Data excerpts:
......

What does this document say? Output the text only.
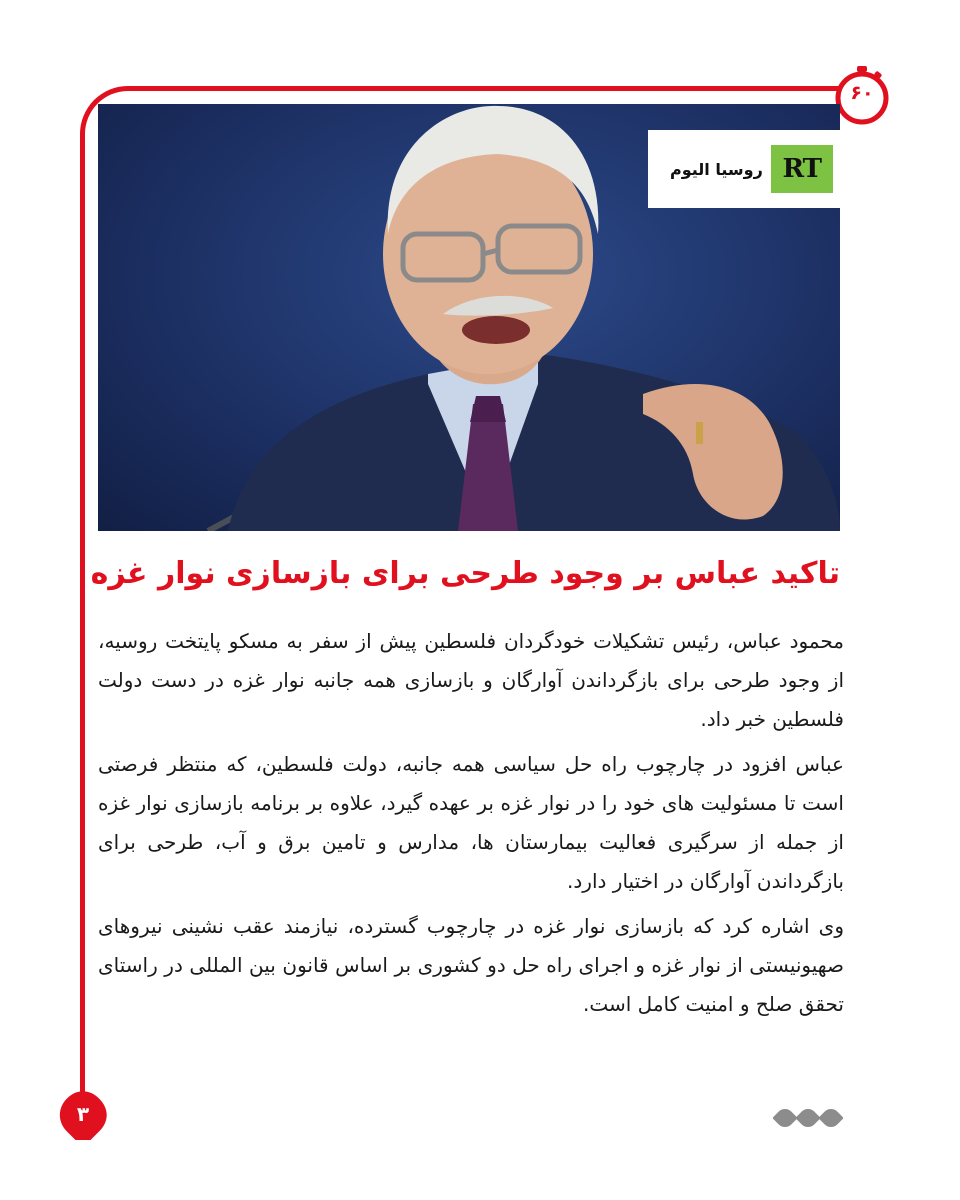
۶۰
روسیا الیوم RT
تاکید عباس بر وجود طرحی برای بازسازی نوار غزه

محمود عباس، رئیس تشکیلات خودگردان فلسطین پیش از سفر به مسکو پایتخت روسیه، از وجود طرحی برای بازگرداندن آوارگان و بازسازی همه جانبه نوار غزه در دست دولت فلسطین خبر داد.

عباس افزود در چارچوب راه حل سیاسی همه جانبه، دولت فلسطین، که منتظر فرصتی است تا مسئولیت های خود را در نوار غزه بر عهده گیرد، علاوه بر برنامه بازسازی نوار غزه از جمله از سرگیری فعالیت بیمارستان ها، مدارس و تامین برق و آب، طرحی برای بازگرداندن آوارگان در اختیار دارد.

وی اشاره کرد که بازسازی نوار غزه در چارچوب گسترده، نیازمند عقب نشینی نیروهای صهیونیستی از نوار غزه و اجرای راه حل دو کشوری بر اساس قانون بین المللی در راستای تحقق صلح و امنیت کامل است.

۳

......

AIM.
Reproduce all of the material exactly, apart from the pictures.

THE SOLUTION.
What does this document say? Output the text only.
۶۰
روسیا الیوم RT
تاکید عباس بر وجود طرحی برای بازسازی نوار غزه

محمود عباس، رئیس تشکیلات خودگردان فلسطین پیش از سفر به مسکو پایتخت روسیه، از وجود طرحی برای بازگرداندن آوارگان و بازسازی همه جانبه نوار غزه در دست دولت فلسطین خبر داد.

عباس افزود در چارچوب راه حل سیاسی همه جانبه، دولت فلسطین، که منتظر فرصتی است تا مسئولیت های خود را در نوار غزه بر عهده گیرد، علاوه بر برنامه بازسازی نوار غزه از جمله از سرگیری فعالیت بیمارستان ها، مدارس و تامین برق و آب، طرحی برای بازگرداندن آوارگان در اختیار دارد.

وی اشاره کرد که بازسازی نوار غزه در چارچوب گسترده، نیازمند عقب نشینی نیروهای صهیونیستی از نوار غزه و اجرای راه حل دو کشوری بر اساس قانون بین المللی در راستای تحقق صلح و امنیت کامل است.

۳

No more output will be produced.